**TEXT BLOCK:**

---+---

These Fulbright guys really don’t want us to pay for anything. Two days into Philadelphia we’ve already been given mobile phones, loaded with $30 credit, transport passes and all our meals covered. And next week we get a cheque for $750 for whatever other expenses we might have. This is good.

I don’t normally like to start the day with an offensive self- stereotype but having Lucky Charms for breakfast was too hard to resist, especially when someone actually tracked me down to show me them. Food here is all you can eat, which so far has entailed ‘more than you really should’, which I understand is an ancient American tradition.

---+---

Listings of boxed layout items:
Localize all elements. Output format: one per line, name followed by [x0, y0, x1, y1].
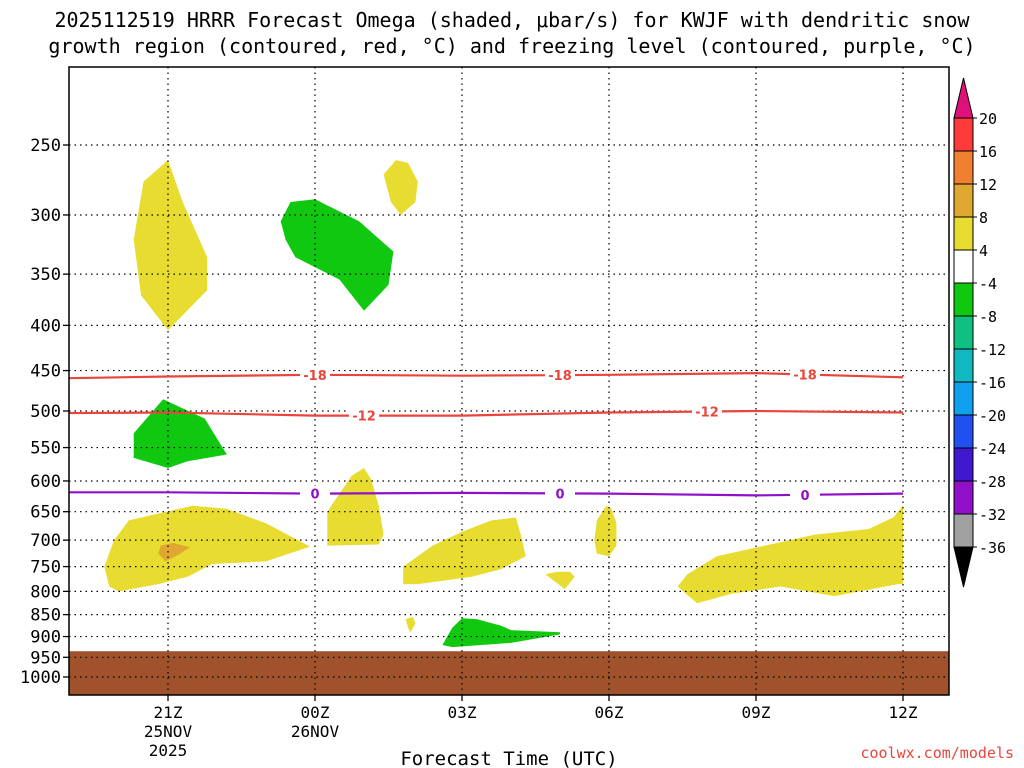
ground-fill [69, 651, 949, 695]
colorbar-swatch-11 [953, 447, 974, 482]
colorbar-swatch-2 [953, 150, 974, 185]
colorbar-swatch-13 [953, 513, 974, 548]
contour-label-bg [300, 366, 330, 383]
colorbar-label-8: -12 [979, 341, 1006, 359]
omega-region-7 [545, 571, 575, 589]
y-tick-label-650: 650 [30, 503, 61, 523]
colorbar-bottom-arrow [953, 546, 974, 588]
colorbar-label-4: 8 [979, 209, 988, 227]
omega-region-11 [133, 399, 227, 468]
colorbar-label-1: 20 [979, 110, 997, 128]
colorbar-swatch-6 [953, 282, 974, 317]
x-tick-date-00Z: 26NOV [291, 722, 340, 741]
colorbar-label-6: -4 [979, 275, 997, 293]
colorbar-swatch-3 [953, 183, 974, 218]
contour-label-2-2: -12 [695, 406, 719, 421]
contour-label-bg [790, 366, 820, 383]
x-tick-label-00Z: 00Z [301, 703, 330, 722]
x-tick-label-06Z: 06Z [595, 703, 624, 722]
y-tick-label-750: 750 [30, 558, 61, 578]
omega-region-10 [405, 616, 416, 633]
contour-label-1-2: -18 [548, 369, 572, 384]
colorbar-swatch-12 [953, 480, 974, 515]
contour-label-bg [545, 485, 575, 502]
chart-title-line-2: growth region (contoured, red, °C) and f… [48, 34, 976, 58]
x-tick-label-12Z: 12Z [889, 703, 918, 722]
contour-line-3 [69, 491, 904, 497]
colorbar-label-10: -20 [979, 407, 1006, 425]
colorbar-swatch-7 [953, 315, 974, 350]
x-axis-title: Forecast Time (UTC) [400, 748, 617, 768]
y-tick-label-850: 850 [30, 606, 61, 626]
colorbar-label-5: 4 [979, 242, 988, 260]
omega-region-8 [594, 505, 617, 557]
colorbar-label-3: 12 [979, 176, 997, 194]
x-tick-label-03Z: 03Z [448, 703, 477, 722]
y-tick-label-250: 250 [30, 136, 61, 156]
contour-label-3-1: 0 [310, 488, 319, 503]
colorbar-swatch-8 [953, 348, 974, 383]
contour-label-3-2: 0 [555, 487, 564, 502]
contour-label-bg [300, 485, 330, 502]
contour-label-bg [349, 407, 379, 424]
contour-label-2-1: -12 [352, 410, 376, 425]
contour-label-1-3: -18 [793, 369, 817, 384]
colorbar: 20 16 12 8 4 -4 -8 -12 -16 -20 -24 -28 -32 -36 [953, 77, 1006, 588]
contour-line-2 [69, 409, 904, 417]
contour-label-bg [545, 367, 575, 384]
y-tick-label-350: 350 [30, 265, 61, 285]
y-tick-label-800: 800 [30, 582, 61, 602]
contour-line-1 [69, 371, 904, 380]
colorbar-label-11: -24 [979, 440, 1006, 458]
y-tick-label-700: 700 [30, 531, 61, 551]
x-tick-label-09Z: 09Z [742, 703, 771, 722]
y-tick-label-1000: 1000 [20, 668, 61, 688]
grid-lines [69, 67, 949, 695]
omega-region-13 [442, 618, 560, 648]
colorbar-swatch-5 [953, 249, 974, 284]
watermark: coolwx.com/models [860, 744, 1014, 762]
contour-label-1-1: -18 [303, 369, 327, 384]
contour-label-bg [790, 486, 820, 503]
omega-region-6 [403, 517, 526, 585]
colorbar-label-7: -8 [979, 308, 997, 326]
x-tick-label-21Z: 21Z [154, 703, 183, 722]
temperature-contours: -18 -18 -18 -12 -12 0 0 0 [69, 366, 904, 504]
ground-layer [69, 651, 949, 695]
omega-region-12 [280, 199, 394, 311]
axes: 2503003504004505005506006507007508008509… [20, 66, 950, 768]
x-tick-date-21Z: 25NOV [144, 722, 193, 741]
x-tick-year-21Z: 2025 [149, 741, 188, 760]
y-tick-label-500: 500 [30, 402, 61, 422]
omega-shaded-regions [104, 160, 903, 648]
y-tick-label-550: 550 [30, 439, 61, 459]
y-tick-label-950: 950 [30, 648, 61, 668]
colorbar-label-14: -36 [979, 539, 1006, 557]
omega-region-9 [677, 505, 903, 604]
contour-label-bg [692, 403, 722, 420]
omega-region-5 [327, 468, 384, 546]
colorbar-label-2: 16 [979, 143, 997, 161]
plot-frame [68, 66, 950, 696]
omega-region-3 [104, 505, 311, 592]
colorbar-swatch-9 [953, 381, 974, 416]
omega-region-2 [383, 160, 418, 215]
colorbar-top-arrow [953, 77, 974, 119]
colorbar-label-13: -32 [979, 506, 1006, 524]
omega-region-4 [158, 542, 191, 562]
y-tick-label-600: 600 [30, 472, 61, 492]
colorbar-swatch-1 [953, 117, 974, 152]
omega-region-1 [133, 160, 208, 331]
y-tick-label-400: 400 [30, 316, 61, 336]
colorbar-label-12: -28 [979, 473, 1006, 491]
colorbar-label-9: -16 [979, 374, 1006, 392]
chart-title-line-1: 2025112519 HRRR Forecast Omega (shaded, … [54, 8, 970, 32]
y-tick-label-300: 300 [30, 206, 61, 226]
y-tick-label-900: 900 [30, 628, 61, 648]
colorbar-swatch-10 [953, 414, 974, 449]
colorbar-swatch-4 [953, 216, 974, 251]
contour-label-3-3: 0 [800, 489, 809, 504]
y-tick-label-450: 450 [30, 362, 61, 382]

---+---

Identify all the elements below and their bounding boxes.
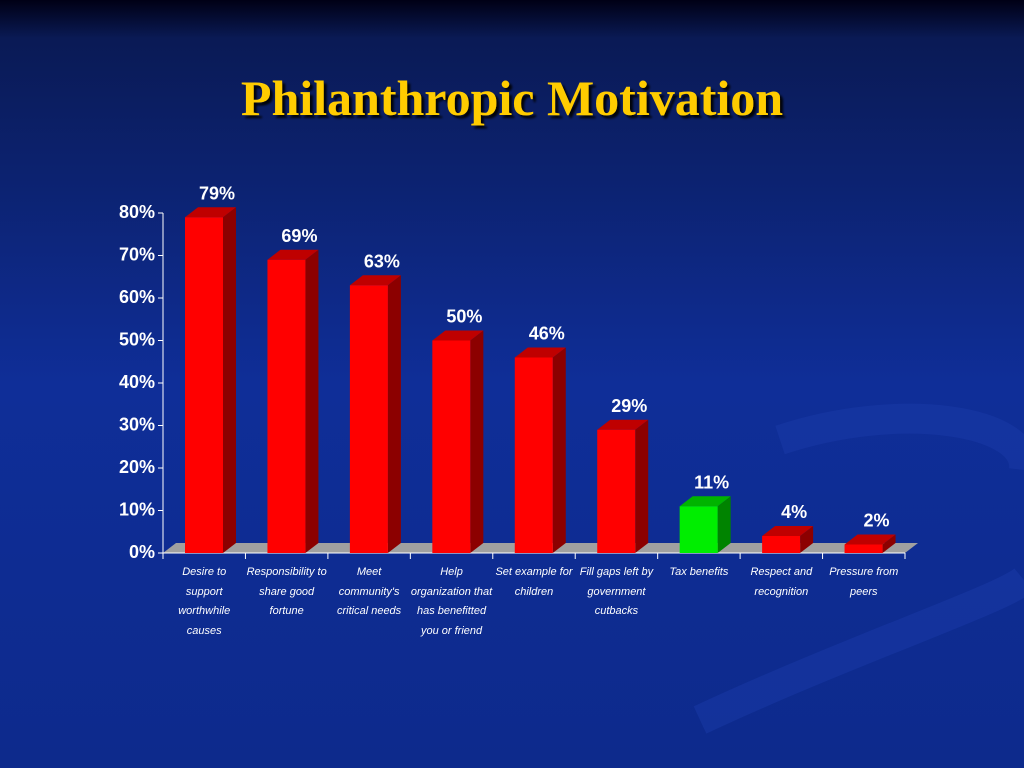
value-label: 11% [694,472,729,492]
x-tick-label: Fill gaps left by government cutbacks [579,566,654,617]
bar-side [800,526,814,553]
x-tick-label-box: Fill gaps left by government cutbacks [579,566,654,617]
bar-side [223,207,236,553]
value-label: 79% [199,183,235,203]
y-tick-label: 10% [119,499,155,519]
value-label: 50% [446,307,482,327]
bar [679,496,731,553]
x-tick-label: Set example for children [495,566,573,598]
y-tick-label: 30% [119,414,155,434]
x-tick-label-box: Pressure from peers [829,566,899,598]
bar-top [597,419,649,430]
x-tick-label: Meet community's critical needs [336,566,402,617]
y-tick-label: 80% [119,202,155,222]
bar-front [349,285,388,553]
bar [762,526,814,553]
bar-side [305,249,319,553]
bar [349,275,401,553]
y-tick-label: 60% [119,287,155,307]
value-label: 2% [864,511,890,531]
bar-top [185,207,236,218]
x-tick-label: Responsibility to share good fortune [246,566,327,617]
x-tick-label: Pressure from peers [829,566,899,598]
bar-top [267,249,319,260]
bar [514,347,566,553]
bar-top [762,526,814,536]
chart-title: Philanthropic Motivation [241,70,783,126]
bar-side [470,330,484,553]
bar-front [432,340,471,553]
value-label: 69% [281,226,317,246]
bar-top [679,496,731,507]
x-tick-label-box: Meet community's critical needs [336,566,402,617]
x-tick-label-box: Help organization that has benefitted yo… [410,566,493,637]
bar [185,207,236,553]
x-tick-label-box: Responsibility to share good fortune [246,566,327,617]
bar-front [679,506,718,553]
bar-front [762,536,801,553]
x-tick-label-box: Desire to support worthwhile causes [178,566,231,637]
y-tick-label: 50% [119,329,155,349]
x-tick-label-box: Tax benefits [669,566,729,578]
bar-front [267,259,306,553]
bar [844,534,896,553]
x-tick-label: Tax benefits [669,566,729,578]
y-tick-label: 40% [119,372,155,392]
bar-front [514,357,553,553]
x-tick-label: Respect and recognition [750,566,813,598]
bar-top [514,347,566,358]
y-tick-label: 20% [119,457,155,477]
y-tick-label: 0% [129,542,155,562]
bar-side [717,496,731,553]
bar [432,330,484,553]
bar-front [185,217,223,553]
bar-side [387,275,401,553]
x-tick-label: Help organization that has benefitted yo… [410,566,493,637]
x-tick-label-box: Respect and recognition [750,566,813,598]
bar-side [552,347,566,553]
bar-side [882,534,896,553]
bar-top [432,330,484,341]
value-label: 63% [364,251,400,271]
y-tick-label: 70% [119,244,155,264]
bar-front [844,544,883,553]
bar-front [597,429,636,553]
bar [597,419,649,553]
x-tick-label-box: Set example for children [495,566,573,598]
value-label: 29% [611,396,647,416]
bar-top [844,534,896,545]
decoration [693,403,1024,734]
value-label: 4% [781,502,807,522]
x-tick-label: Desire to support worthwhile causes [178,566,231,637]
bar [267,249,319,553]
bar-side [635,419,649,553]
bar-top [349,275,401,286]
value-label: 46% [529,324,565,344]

---+---

**PROBLEMS TO SOLVE:**
- a) Reproduce the Philadelphia passage word for word, in full.
- b) Render the listing lines between the one holding "value-label: 11% [694,472,729,492]" and the one holding "bar-front [267,259,306,553]", inclusive, as a Markdown table with columns headed Row and Entry, skipping blank lines.

**TASK-BY-TASK OUTPUTS:**
- a)
These Fulbright guys really don’t want us to pay for anything. Two days into Philadelphia we’ve already been given mobile phones, loaded with $30 credit, transport passes and all our meals covered. And next week we get a cheque for $750 for whatever other expenses we might have. This is good.

I don’t normally like to start the day with an offensive self- stereotype but having Lucky Charms for breakfast was too hard to resist, especially when someone actually tracked me down to show me them. Food here is all you can eat, which so far has entailed ‘more than you really should’, which I understand is an ancient American tradition.

- b)
| Row | Entry |
|---|---|
| 1 | value-label: 11% [694,472,729,492] |
| 2 | x-tick-label: Fill gaps left by government cutbacks [579,566,654,617] |
| 3 | bar-side [800,526,814,553] |
| 4 | x-tick-label-box: Fill gaps left by government cutbacks [579,566,654,617] |
| 5 | bar-side [223,207,236,553] |
| 6 | value-label: 79% [199,183,235,203] |
| 7 | y-tick-label: 10% [119,499,155,519] |
| 8 | value-label: 50% [446,307,482,327] |
| 9 | bar [679,496,731,553] |
| 10 | x-tick-label: Set example for children [495,566,573,598] |
| 11 | y-tick-label: 30% [119,414,155,434] |
| 12 | x-tick-label-box: Pressure from peers [829,566,899,598] |
| 13 | bar-top [597,419,649,430] |
| 14 | x-tick-label: Meet community's critical needs [336,566,402,617] |
| 15 | y-tick-label: 80% [119,202,155,222] |
| 16 | bar-front [349,285,388,553] |
| 17 | bar [762,526,814,553] |
| 18 | bar-side [305,249,319,553] |
| 19 | bar [349,275,401,553] |
| 20 | y-tick-label: 60% [119,287,155,307] |
| 21 | value-label: 2% [864,511,890,531] |
| 22 | bar-top [185,207,236,218] |
| 23 | x-tick-label: Responsibility to share good fortune [246,566,327,617] |
| 24 | x-tick-label: Pressure from peers [829,566,899,598] |
| 25 | bar-top [267,249,319,260] |
| 26 | bar [514,347,566,553] |
| 27 | bar-top [762,526,814,536] |
| 28 | chart-title: Philanthropic Motivation [241,70,783,126] |
| 29 | bar-side [470,330,484,553] |
| 30 | bar-front [432,340,471,553] |
| 31 | value-label: 69% [281,226,317,246] |
| 32 | bar-top [679,496,731,507] |
| 33 | x-tick-label-box: Meet community's critical needs [336,566,402,617] |
| 34 | x-tick-label-box: Help organization that has benefitted yo… [410,566,493,637] |
| 35 | bar [185,207,236,553] |
| 36 | x-tick-label-box: Responsibility to share good fortune [246,566,327,617] |
| 37 | bar-front [679,506,718,553] |
| 38 | bar-front [762,536,801,553] |
| 39 | x-tick-label-box: Desire to support worthwhile causes [178,566,231,637] |
| 40 | y-tick-label: 50% [119,329,155,349] |
| 41 | x-tick-label-box: Tax benefits [669,566,729,578] |
| 42 | bar-front [267,259,306,553] |